→ **Required task**:
Write out the listing below exactly, and omit any images you find in it.

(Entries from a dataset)

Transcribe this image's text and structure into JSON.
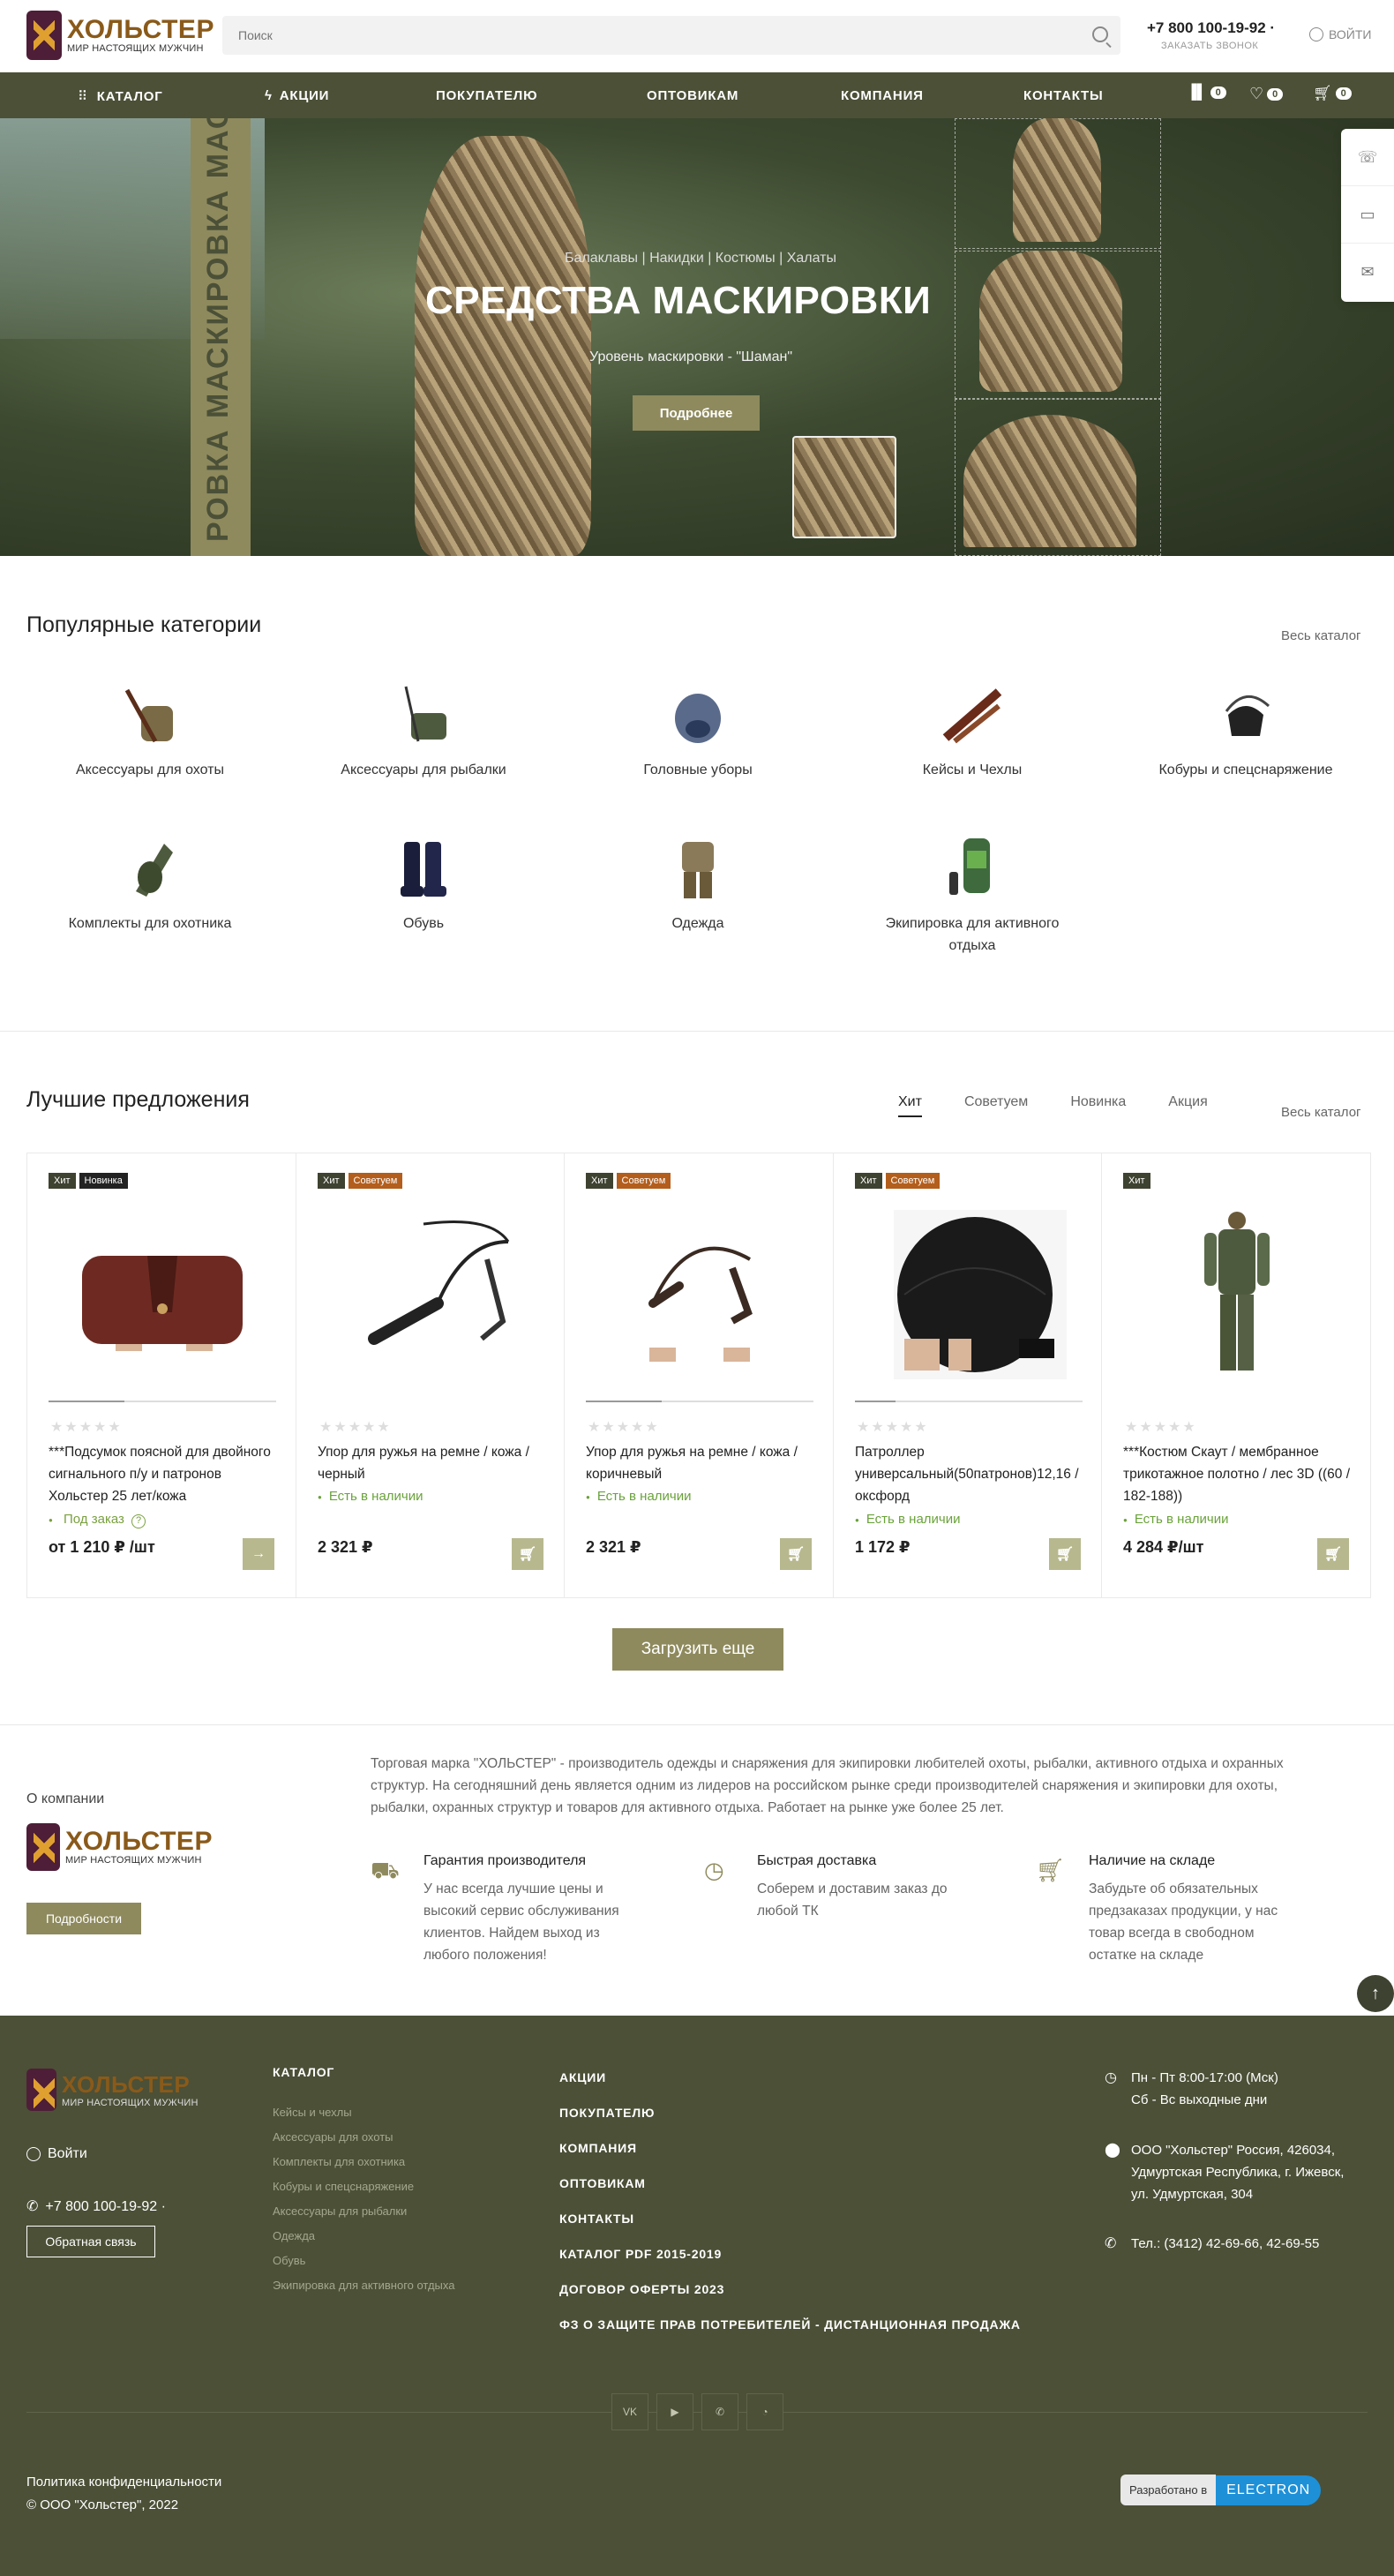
{
  "header": {
    "brand_name": "ХОЛЬСТЕР",
    "brand_slogan": "МИР НАСТОЯЩИХ МУЖЧИН",
    "search_placeholder": "Поиск",
    "phone": "+7 800 100-19-92 ·",
    "callback": "ЗАКАЗАТЬ ЗВОНОК",
    "login": "ВОЙТИ"
  },
  "nav": {
    "items": [
      "КАТАЛОГ",
      "АКЦИИ",
      "ПОКУПАТЕЛЮ",
      "ОПТОВИКАМ",
      "КОМПАНИЯ",
      "КОНТАКТЫ"
    ],
    "compare_count": "0",
    "favorites_count": "0",
    "cart_count": "0"
  },
  "hero": {
    "vertical_text": "РОВКА МАСКИРОВКА МАСКИРОВ",
    "subtitle": "Балаклавы | Накидки | Костюмы | Халаты",
    "title": "СРЕДСТВА МАСКИРОВКИ",
    "level": "Уровень маскировки - \"Шаман\"",
    "button": "Подробнее",
    "slides": 4,
    "active_slide": 1
  },
  "popular": {
    "title": "Популярные категории",
    "all_link": "Весь каталог",
    "categories": [
      "Аксессуары для охоты",
      "Аксессуары для рыбалки",
      "Головные уборы",
      "Кейсы и Чехлы",
      "Кобуры и спецснаряжение",
      "Комплекты для охотника",
      "Обувь",
      "Одежда",
      "Экипировка для активного отдыха"
    ]
  },
  "offers": {
    "title": "Лучшие предложения",
    "tabs": [
      "Хит",
      "Советуем",
      "Новинка",
      "Акция"
    ],
    "active_tab": "Хит",
    "all_link": "Весь каталог",
    "load_more": "Загрузить еще",
    "products": [
      {
        "tags": [
          "Хит",
          "Новинка"
        ],
        "name": "***Подсумок поясной для двойного сигнального п/у и патронов Хольстер 25 лет/кожа",
        "availability": "Под заказ",
        "price": "от 1 210 ₽ /шт",
        "rating": 0
      },
      {
        "tags": [
          "Хит",
          "Советуем"
        ],
        "name": "Упор для ружья на ремне / кожа / черный",
        "availability": "Есть в наличии",
        "price": "2 321 ₽",
        "rating": 0
      },
      {
        "tags": [
          "Хит",
          "Советуем"
        ],
        "name": "Упор для ружья на ремне / кожа / коричневый",
        "availability": "Есть в наличии",
        "price": "2 321 ₽",
        "rating": 0
      },
      {
        "tags": [
          "Хит",
          "Советуем"
        ],
        "name": "Патроллер универсальный(50патронов)12,16 / оксфорд",
        "availability": "Есть в наличии",
        "price": "1 172 ₽",
        "rating": 0
      },
      {
        "tags": [
          "Хит"
        ],
        "name": "***Костюм Скаут / мембранное трикотажное полотно / лес 3D ((60 / 182-188))",
        "availability": "Есть в наличии",
        "price": "4 284 ₽/шт",
        "rating": 0
      }
    ]
  },
  "about": {
    "label": "О компании",
    "button": "Подробности",
    "text": "Торговая марка \"ХОЛЬСТЕР\" - производитель одежды и снаряжения для экипировки любителей охоты, рыбалки, активного отдыха и охранных структур. На сегодняшний день является одним из лидеров на российском рынке среди производителей снаряжения и экипировки для охоты, рыбалки, охранных структур и товаров для активного отдыха. Работает на рынке уже более 25 лет.",
    "features": [
      {
        "title": "Гарантия производителя",
        "text": "У нас всегда лучшие цены и высокий сервис обслуживания клиентов. Найдем выход из любого положения!"
      },
      {
        "title": "Быстрая доставка",
        "text": "Соберем и доставим заказ до любой ТК"
      },
      {
        "title": "Наличие на складе",
        "text": "Забудьте об обязательных предзаказах продукции, у нас товар всегда в свободном остатке на складе"
      }
    ]
  },
  "footer": {
    "login": "Войти",
    "phone": "+7 800 100-19-92 ·",
    "feedback": "Обратная связь",
    "catalog_title": "КАТАЛОГ",
    "catalog_items": [
      "Кейсы и чехлы",
      "Аксессуары для охоты",
      "Комплекты для охотника",
      "Кобуры и спецснаряжение",
      "Аксессуары для рыбалки",
      "Одежда",
      "Обувь",
      "Экипировка для активного отдыха"
    ],
    "menu": [
      "АКЦИИ",
      "ПОКУПАТЕЛЮ",
      "КОМПАНИЯ",
      "ОПТОВИКАМ",
      "КОНТАКТЫ",
      "КАТАЛОГ PDF 2015-2019",
      "ДОГОВОР ОФЕРТЫ 2023",
      "ФЗ О ЗАЩИТЕ ПРАВ ПОТРЕБИТЕЛЕЙ - ДИСТАНЦИОННАЯ ПРОДАЖА"
    ],
    "hours_1": "Пн - Пт 8:00-17:00 (Мск)",
    "hours_2": "Сб - Вс выходные дни",
    "address_1": "ООО \"Хольстер\" Россия, 426034,",
    "address_2": "Удмуртская Республика, г. Ижевск,",
    "address_3": "ул. Удмуртская, 304",
    "tel": "Тел.: (3412) 42-69-66, 42-69-55",
    "privacy": "Политика конфиденциальности",
    "copyright": "© ООО \"Хольстер\", 2022",
    "developed_by": "Разработано в",
    "developer": "ELECTRON"
  },
  "colors": {
    "brand_olive": "#4b5037",
    "accent": "#8e8a5d",
    "logo_maroon": "#4e1e38",
    "logo_gold": "#8a5a1a"
  }
}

→ **Correct output**:
Transcribe this image's text and structure into JSON.
{
  "header": {
    "brand_name": "ХОЛЬСТЕР",
    "brand_slogan": "МИР НАСТОЯЩИХ МУЖЧИН",
    "search_placeholder": "Поиск",
    "phone": "+7 800 100-19-92 ·",
    "callback": "ЗАКАЗАТЬ ЗВОНОК",
    "login": "ВОЙТИ"
  },
  "nav": {
    "items": [
      "КАТАЛОГ",
      "АКЦИИ",
      "ПОКУПАТЕЛЮ",
      "ОПТОВИКАМ",
      "КОМПАНИЯ",
      "КОНТАКТЫ"
    ],
    "compare_count": "0",
    "favorites_count": "0",
    "cart_count": "0"
  },
  "hero": {
    "vertical_text": "РОВКА МАСКИРОВКА МАСКИРОВ",
    "subtitle": "Балаклавы | Накидки | Костюмы | Халаты",
    "title": "СРЕДСТВА МАСКИРОВКИ",
    "level": "Уровень маскировки - \"Шаман\"",
    "button": "Подробнее",
    "slides": 4,
    "active_slide": 1
  },
  "popular": {
    "title": "Популярные категории",
    "all_link": "Весь каталог",
    "categories": [
      "Аксессуары для охоты",
      "Аксессуары для рыбалки",
      "Головные уборы",
      "Кейсы и Чехлы",
      "Кобуры и спецснаряжение",
      "Комплекты для охотника",
      "Обувь",
      "Одежда",
      "Экипировка для активного отдыха"
    ]
  },
  "offers": {
    "title": "Лучшие предложения",
    "tabs": [
      "Хит",
      "Советуем",
      "Новинка",
      "Акция"
    ],
    "active_tab": "Хит",
    "all_link": "Весь каталог",
    "load_more": "Загрузить еще",
    "products": [
      {
        "tags": [
          "Хит",
          "Новинка"
        ],
        "name": "***Подсумок поясной для двойного сигнального п/у и патронов Хольстер 25 лет/кожа",
        "availability": "Под заказ",
        "price": "от 1 210 ₽ /шт",
        "rating": 0
      },
      {
        "tags": [
          "Хит",
          "Советуем"
        ],
        "name": "Упор для ружья на ремне / кожа / черный",
        "availability": "Есть в наличии",
        "price": "2 321 ₽",
        "rating": 0
      },
      {
        "tags": [
          "Хит",
          "Советуем"
        ],
        "name": "Упор для ружья на ремне / кожа / коричневый",
        "availability": "Есть в наличии",
        "price": "2 321 ₽",
        "rating": 0
      },
      {
        "tags": [
          "Хит",
          "Советуем"
        ],
        "name": "Патроллер универсальный(50патронов)12,16 / оксфорд",
        "availability": "Есть в наличии",
        "price": "1 172 ₽",
        "rating": 0
      },
      {
        "tags": [
          "Хит"
        ],
        "name": "***Костюм Скаут / мембранное трикотажное полотно / лес 3D ((60 / 182-188))",
        "availability": "Есть в наличии",
        "price": "4 284 ₽/шт",
        "rating": 0
      }
    ]
  },
  "about": {
    "label": "О компании",
    "button": "Подробности",
    "text": "Торговая марка \"ХОЛЬСТЕР\" - производитель одежды и снаряжения для экипировки любителей охоты, рыбалки, активного отдыха и охранных структур. На сегодняшний день является одним из лидеров на российском рынке среди производителей снаряжения и экипировки для охоты, рыбалки, охранных структур и товаров для активного отдыха. Работает на рынке уже более 25 лет.",
    "features": [
      {
        "title": "Гарантия производителя",
        "text": "У нас всегда лучшие цены и высокий сервис обслуживания клиентов. Найдем выход из любого положения!"
      },
      {
        "title": "Быстрая доставка",
        "text": "Соберем и доставим заказ до любой ТК"
      },
      {
        "title": "Наличие на складе",
        "text": "Забудьте об обязательных предзаказах продукции, у нас товар всегда в свободном остатке на складе"
      }
    ]
  },
  "footer": {
    "login": "Войти",
    "phone": "+7 800 100-19-92 ·",
    "feedback": "Обратная связь",
    "catalog_title": "КАТАЛОГ",
    "catalog_items": [
      "Кейсы и чехлы",
      "Аксессуары для охоты",
      "Комплекты для охотника",
      "Кобуры и спецснаряжение",
      "Аксессуары для рыбалки",
      "Одежда",
      "Обувь",
      "Экипировка для активного отдыха"
    ],
    "menu": [
      "АКЦИИ",
      "ПОКУПАТЕЛЮ",
      "КОМПАНИЯ",
      "ОПТОВИКАМ",
      "КОНТАКТЫ",
      "КАТАЛОГ PDF 2015-2019",
      "ДОГОВОР ОФЕРТЫ 2023",
      "ФЗ О ЗАЩИТЕ ПРАВ ПОТРЕБИТЕЛЕЙ - ДИСТАНЦИОННАЯ ПРОДАЖА"
    ],
    "hours_1": "Пн - Пт 8:00-17:00 (Мск)",
    "hours_2": "Сб - Вс выходные дни",
    "address_1": "ООО \"Хольстер\" Россия, 426034,",
    "address_2": "Удмуртская Республика, г. Ижевск,",
    "address_3": "ул. Удмуртская, 304",
    "tel": "Тел.: (3412) 42-69-66, 42-69-55",
    "privacy": "Политика конфиденциальности",
    "copyright": "© ООО \"Хольстер\", 2022",
    "developed_by": "Разработано в",
    "developer": "ELECTRON"
  },
  "colors": {
    "brand_olive": "#4b5037",
    "accent": "#8e8a5d",
    "logo_maroon": "#4e1e38",
    "logo_gold": "#8a5a1a"
  }
}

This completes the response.